> _YOUR OBJECTIVE_: Select every line containing the word "General" from the material, and copy those lines.

++++ DATA PROVIDED ++++

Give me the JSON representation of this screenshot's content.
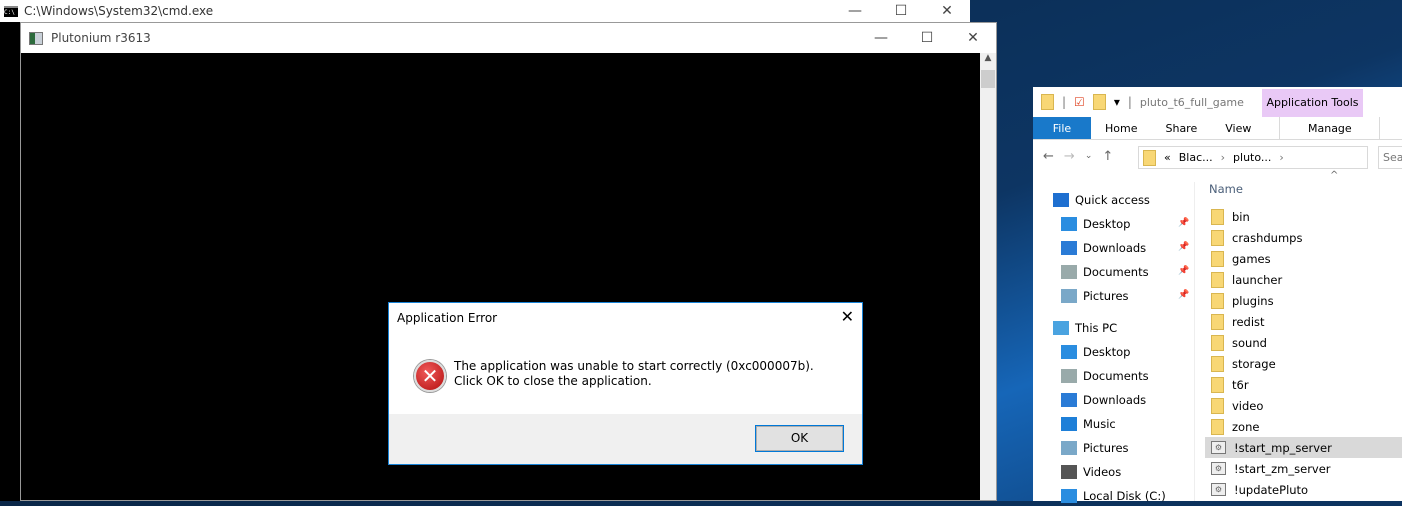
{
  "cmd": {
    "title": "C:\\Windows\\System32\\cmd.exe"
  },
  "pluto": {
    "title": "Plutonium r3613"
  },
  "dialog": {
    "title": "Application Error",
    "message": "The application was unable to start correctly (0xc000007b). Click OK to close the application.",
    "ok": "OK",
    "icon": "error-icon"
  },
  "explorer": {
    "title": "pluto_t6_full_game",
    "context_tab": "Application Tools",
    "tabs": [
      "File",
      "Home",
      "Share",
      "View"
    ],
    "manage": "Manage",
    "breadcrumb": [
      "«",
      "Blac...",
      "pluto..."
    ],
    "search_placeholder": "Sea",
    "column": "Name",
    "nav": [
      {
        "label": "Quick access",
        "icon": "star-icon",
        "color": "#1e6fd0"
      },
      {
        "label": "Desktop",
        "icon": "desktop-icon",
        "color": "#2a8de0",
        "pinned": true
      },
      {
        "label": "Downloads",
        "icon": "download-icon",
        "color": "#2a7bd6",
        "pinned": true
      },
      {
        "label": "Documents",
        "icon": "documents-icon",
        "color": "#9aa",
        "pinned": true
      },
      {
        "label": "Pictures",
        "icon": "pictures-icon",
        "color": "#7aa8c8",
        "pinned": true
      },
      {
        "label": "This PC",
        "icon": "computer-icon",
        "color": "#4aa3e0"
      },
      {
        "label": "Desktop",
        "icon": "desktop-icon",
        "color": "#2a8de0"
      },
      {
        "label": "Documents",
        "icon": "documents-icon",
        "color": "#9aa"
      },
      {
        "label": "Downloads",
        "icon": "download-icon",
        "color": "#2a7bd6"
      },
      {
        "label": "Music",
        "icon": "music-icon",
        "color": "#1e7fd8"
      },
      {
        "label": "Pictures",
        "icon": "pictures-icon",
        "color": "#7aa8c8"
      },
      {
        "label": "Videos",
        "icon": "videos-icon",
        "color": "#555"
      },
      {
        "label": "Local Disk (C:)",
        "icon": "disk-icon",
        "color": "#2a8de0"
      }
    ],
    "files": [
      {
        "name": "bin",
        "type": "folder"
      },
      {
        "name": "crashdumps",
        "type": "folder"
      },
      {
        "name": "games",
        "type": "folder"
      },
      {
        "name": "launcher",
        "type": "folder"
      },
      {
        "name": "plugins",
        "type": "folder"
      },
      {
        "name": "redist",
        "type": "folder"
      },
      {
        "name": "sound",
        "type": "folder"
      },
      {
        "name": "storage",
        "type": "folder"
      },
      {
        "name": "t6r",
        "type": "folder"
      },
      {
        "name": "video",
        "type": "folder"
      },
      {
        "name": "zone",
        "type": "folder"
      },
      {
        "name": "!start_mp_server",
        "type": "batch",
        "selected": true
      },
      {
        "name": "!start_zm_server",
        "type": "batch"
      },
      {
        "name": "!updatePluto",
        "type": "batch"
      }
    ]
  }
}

++++
++++ DATA PROVIDED ++++

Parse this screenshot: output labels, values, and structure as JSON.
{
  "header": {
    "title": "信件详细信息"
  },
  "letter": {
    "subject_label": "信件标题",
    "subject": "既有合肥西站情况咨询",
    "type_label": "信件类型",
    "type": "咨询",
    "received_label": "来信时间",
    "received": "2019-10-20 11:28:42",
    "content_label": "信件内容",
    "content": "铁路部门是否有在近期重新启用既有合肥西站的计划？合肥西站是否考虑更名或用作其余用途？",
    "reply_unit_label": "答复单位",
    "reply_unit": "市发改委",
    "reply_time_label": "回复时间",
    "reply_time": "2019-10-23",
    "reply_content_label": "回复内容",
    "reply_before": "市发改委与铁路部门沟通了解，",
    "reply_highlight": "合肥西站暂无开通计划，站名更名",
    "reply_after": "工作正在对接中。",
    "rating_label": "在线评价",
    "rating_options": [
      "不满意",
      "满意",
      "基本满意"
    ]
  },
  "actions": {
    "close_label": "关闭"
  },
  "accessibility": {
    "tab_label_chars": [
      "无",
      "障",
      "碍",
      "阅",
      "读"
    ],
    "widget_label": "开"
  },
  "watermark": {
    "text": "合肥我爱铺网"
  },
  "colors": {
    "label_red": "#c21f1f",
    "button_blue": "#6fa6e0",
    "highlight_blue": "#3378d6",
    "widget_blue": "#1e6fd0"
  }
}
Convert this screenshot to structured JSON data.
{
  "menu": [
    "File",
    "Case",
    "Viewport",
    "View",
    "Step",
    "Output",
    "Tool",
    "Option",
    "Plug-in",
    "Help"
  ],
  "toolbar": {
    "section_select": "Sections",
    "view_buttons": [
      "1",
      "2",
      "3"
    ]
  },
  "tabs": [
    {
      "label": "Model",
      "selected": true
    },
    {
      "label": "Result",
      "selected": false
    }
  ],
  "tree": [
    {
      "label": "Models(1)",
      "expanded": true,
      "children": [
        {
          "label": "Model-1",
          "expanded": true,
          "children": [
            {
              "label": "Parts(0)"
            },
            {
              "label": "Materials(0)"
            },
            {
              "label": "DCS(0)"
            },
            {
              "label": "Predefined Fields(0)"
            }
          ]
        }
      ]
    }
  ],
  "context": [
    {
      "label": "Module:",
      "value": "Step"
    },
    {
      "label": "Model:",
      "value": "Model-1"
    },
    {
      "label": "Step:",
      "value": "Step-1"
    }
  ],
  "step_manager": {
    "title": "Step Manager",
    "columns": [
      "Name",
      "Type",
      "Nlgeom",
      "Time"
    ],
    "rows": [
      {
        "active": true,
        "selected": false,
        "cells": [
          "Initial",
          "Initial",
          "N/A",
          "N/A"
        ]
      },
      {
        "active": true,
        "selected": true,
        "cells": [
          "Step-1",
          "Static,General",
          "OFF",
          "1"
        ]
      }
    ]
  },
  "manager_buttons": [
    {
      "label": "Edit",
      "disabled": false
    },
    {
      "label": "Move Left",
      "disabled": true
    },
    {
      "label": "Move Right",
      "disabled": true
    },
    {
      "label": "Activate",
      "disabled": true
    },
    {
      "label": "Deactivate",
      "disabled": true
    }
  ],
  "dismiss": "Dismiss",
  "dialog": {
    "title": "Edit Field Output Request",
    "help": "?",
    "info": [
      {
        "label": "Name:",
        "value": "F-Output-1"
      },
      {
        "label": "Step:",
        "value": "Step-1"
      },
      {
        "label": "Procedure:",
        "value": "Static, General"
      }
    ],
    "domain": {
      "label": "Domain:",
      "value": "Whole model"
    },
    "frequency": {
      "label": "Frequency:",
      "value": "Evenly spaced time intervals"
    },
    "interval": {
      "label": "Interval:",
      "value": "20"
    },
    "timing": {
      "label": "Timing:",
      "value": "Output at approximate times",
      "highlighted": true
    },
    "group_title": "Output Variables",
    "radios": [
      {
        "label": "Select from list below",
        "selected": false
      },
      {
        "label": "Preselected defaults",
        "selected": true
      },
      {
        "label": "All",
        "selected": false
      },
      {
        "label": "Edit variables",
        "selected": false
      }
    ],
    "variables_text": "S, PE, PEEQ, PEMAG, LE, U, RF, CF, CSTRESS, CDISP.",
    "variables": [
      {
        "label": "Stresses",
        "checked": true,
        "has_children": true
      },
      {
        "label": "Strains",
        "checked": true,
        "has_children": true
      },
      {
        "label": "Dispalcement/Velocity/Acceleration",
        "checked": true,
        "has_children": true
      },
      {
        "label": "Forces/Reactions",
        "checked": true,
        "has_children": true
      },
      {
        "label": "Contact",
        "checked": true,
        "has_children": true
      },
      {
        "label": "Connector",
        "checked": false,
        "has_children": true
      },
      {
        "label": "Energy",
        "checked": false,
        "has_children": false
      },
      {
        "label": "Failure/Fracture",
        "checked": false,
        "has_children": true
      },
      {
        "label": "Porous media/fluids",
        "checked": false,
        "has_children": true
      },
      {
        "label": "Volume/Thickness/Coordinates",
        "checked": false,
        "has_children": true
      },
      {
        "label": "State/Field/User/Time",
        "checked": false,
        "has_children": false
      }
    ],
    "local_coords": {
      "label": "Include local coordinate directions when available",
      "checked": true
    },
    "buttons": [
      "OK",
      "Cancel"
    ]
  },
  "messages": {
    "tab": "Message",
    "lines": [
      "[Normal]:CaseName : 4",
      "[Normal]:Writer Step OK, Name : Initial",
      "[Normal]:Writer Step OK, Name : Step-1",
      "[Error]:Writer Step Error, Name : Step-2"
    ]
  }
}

++++
++++ DATA PROVIDED ++++

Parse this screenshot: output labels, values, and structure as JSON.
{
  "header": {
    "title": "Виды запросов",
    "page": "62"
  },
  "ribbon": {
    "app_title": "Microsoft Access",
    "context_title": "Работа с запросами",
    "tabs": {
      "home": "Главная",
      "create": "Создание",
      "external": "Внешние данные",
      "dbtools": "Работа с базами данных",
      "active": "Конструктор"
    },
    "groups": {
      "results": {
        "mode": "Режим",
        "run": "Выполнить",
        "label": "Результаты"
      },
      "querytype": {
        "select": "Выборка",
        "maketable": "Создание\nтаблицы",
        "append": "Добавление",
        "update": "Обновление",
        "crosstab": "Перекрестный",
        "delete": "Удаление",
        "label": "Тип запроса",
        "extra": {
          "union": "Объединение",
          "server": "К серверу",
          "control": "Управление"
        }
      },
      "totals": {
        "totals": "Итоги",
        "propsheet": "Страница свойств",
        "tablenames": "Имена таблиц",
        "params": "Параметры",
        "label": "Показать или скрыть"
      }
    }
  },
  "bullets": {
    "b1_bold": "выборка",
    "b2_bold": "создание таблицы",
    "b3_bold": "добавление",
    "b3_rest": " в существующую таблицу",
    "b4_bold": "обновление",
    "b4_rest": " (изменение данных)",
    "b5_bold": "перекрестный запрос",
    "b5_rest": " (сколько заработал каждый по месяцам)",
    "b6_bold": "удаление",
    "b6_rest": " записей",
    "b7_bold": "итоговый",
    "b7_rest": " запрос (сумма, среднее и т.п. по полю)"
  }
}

++++

> _SOLUTION BELOW_:
          "Static,General",
        "value": "Static, General"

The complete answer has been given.